Where the word "reshak" occurs in a line, return that line.

▶

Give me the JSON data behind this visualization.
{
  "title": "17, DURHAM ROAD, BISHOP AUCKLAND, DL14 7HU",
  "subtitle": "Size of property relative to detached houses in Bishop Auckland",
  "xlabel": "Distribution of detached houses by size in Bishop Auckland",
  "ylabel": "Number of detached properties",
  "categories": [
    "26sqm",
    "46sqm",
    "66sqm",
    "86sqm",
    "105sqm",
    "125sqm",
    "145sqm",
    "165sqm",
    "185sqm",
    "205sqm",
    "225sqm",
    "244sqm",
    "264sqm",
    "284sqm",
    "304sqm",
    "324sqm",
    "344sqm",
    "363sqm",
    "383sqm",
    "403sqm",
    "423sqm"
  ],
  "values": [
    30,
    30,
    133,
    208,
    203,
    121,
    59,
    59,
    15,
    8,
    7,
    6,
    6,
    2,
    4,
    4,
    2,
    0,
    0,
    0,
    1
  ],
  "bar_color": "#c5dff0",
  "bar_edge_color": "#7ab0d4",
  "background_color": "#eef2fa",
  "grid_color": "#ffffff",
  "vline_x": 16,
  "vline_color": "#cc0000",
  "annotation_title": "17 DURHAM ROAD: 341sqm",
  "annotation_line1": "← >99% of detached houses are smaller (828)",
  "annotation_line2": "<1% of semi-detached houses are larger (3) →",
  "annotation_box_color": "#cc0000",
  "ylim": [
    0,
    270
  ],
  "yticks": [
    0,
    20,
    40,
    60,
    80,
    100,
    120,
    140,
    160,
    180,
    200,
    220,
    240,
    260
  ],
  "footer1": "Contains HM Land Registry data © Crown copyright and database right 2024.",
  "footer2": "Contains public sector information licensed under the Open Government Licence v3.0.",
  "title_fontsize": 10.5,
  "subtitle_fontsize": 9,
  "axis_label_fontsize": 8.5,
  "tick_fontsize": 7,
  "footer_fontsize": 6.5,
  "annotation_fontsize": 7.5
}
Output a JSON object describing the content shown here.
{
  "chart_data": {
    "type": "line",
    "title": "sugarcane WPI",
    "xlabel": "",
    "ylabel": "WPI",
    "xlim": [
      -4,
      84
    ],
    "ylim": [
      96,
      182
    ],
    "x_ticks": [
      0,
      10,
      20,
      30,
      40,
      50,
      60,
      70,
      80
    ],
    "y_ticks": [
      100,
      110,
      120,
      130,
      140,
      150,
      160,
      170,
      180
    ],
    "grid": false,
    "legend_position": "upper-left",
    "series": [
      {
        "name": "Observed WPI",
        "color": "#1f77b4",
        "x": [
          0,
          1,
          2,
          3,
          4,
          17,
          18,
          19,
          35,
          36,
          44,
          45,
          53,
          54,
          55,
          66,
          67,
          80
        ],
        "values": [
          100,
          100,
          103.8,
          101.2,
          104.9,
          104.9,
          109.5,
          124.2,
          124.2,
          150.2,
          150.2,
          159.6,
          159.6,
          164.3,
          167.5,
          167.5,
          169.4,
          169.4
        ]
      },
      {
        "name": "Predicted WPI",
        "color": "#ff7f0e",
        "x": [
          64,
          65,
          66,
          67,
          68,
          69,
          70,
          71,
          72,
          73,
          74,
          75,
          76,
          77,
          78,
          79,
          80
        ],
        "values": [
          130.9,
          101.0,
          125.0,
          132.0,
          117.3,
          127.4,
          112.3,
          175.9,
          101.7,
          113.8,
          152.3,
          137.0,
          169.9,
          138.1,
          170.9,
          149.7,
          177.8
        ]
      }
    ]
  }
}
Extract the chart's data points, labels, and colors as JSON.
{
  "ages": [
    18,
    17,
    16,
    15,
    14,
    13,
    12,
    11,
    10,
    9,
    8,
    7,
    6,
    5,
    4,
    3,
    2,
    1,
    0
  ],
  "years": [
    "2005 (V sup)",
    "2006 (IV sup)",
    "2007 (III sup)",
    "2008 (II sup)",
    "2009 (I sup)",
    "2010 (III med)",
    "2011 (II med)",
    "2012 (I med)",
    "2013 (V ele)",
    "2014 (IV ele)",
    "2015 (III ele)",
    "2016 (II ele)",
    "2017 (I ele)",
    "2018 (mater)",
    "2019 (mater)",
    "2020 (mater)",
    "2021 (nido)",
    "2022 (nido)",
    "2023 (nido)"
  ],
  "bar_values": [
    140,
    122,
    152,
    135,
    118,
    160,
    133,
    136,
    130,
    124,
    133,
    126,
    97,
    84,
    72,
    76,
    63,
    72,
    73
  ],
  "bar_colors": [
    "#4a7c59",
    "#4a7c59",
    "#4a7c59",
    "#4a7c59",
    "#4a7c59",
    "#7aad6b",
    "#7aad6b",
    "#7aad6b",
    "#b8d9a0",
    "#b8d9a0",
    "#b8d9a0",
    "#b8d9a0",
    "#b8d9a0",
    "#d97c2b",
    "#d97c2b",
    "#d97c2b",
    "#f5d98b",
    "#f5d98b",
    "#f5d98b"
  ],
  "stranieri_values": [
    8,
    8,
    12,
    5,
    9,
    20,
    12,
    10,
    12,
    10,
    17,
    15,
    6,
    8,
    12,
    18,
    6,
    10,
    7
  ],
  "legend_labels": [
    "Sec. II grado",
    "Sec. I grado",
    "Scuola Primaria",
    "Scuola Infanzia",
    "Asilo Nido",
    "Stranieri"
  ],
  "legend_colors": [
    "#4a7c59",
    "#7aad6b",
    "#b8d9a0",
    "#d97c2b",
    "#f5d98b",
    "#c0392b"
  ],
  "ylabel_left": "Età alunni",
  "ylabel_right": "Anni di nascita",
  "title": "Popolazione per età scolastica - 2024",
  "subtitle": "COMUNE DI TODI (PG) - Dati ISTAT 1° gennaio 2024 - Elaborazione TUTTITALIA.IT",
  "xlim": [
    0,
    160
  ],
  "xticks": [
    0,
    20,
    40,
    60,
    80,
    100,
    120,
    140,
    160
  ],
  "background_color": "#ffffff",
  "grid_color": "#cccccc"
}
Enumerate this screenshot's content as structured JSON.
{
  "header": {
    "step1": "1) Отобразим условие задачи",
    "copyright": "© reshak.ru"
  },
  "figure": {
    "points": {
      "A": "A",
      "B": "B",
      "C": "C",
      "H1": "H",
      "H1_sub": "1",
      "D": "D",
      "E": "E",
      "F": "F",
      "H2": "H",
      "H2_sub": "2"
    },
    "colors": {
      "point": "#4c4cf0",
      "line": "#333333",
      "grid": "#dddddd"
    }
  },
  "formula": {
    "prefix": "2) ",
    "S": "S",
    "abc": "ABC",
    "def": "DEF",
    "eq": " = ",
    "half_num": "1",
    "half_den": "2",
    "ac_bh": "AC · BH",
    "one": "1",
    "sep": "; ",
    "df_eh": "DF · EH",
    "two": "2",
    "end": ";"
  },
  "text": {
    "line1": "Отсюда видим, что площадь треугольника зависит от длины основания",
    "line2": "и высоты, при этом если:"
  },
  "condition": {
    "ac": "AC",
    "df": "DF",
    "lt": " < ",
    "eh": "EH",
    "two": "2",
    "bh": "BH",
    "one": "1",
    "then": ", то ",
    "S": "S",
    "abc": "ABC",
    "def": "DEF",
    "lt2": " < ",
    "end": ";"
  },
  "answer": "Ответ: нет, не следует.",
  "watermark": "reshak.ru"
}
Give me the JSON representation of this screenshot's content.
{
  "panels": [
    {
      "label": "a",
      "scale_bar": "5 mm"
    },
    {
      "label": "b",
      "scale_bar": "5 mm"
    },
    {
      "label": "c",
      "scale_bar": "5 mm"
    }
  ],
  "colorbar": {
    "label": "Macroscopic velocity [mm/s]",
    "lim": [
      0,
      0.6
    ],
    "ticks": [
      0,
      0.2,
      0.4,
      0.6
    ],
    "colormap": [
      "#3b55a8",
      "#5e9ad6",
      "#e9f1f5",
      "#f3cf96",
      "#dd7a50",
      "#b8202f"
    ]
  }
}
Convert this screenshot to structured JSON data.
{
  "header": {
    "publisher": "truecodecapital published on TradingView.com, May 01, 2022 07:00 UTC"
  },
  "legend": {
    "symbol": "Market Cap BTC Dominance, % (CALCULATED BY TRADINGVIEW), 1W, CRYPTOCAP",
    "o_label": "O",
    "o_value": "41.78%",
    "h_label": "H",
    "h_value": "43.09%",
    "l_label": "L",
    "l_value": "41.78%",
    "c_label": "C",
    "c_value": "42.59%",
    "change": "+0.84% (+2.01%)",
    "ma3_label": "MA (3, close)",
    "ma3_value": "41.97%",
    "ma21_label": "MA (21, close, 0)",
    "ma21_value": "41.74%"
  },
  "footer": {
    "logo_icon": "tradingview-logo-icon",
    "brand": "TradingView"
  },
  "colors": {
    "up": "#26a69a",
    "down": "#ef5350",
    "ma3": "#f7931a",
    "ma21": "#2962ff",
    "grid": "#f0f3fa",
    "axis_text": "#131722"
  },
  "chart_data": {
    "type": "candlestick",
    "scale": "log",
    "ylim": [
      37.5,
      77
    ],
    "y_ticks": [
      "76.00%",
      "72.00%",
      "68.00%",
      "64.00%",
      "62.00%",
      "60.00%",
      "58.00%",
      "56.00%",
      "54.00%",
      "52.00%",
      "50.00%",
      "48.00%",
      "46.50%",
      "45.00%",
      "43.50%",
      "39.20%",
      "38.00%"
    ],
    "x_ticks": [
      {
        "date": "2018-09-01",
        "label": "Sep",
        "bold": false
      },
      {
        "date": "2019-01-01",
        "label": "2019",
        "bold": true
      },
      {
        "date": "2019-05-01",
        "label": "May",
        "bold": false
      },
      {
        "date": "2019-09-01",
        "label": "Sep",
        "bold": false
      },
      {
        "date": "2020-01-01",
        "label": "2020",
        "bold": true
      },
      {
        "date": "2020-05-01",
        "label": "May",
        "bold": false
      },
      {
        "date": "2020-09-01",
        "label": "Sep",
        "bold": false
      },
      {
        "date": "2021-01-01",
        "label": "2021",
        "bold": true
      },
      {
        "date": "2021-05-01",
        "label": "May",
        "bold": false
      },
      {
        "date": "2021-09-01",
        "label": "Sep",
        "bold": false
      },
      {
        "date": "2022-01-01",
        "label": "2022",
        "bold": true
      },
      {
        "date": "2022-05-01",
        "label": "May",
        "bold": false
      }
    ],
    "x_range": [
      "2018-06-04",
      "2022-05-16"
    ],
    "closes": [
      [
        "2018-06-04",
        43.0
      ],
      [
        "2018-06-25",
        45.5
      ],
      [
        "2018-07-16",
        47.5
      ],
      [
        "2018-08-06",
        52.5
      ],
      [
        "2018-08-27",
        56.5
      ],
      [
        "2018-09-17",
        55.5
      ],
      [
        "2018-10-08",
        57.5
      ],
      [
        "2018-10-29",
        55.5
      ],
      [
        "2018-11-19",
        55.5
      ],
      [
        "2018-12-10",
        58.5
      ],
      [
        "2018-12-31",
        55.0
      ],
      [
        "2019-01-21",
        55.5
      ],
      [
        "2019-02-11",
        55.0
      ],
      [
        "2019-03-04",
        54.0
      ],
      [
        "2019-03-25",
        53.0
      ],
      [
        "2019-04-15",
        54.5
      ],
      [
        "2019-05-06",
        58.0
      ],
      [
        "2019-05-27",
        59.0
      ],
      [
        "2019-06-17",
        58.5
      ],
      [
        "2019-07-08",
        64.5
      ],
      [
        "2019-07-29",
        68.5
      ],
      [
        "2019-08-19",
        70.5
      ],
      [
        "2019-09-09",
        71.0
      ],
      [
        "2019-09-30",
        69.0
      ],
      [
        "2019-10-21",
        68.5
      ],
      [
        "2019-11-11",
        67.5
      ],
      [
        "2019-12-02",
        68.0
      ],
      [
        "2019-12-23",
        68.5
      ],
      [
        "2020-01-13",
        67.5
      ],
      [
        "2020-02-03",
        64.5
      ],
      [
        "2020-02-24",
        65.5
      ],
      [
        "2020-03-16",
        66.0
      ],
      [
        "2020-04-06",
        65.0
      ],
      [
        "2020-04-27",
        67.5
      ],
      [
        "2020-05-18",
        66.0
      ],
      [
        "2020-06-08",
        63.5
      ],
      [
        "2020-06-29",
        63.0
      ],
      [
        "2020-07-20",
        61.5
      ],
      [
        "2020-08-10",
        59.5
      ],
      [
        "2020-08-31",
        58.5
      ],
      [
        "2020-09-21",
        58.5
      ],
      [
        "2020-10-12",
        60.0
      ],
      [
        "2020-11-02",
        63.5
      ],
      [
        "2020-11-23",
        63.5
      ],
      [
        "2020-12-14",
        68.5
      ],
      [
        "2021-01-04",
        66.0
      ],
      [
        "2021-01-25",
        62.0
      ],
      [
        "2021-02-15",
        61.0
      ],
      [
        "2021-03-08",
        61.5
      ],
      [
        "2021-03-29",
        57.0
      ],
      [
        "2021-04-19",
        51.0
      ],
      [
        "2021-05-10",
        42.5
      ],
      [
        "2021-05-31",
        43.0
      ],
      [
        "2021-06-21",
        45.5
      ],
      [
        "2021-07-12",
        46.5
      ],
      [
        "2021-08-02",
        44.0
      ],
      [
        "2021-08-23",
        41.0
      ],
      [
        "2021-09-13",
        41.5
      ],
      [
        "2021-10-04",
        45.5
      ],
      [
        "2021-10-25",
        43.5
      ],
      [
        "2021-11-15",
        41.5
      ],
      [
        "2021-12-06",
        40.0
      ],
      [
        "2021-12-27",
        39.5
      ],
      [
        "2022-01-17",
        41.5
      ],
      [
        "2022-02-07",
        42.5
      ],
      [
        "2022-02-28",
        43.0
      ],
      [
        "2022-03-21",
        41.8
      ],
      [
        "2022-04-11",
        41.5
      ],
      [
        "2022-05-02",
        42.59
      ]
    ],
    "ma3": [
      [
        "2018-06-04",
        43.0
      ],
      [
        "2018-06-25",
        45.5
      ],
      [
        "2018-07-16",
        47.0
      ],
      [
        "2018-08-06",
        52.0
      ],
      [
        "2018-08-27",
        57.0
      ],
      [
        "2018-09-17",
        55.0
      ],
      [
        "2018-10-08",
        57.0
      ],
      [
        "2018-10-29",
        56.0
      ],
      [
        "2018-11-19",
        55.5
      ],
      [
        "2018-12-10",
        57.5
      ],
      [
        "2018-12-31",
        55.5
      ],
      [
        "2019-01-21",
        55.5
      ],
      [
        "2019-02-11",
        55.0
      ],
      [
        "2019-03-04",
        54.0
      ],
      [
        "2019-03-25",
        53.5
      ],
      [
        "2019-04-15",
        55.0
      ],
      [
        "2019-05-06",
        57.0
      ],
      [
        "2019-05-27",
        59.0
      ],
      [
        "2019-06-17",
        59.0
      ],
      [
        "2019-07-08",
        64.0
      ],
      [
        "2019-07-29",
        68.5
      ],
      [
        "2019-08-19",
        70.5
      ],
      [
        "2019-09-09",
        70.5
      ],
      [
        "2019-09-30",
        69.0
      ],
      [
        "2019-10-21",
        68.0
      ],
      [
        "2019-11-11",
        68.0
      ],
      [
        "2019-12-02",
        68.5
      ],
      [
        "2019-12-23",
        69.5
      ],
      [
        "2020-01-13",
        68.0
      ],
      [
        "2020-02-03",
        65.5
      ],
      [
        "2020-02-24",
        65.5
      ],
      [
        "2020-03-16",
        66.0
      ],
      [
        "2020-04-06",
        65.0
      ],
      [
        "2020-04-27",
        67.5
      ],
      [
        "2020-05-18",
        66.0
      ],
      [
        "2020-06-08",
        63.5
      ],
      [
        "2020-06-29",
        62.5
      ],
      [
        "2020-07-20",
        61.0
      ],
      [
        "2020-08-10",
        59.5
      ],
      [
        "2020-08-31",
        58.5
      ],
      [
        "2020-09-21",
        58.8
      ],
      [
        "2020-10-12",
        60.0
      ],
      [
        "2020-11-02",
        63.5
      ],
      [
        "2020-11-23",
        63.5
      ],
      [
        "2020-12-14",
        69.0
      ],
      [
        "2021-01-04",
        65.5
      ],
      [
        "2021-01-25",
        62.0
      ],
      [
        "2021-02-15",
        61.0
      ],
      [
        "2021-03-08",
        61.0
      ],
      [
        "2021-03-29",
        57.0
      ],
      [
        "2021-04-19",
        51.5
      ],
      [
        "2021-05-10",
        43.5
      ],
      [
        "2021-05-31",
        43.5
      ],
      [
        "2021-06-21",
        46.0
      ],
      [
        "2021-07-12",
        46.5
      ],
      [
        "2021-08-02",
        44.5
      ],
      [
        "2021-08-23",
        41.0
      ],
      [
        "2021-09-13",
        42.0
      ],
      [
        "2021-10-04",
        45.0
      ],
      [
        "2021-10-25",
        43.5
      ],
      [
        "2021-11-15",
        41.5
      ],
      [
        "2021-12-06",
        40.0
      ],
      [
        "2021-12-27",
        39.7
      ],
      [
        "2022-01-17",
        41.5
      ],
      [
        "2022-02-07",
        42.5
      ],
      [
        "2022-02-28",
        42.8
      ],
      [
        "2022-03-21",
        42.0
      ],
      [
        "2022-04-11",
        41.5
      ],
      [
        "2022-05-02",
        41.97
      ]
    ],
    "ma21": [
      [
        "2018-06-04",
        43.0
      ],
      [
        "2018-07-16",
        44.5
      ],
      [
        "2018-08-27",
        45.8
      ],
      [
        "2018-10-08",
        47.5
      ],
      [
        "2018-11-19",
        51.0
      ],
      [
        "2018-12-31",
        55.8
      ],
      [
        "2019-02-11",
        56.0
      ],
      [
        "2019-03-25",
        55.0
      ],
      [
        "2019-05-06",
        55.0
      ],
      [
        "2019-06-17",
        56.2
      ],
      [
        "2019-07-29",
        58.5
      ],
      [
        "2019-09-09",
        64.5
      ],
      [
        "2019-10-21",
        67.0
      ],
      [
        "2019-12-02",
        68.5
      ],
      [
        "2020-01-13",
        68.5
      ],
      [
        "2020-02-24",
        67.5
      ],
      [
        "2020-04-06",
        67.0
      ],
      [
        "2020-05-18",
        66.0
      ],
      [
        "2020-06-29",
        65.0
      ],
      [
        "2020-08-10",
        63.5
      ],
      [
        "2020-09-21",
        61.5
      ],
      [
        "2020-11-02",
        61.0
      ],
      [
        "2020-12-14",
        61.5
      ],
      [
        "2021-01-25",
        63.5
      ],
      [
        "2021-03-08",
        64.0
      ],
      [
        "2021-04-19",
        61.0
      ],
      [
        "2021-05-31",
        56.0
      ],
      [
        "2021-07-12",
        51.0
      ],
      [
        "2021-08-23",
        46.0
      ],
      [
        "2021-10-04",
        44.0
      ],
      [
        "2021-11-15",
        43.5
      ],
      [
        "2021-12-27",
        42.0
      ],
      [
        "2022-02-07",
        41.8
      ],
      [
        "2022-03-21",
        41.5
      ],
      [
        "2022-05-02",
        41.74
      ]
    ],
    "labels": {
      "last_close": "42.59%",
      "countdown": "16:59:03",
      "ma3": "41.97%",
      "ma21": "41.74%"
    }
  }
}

◀

Answer to the task ::
    "copyright": "© reshak.ru"
  "watermark": "reshak.ru"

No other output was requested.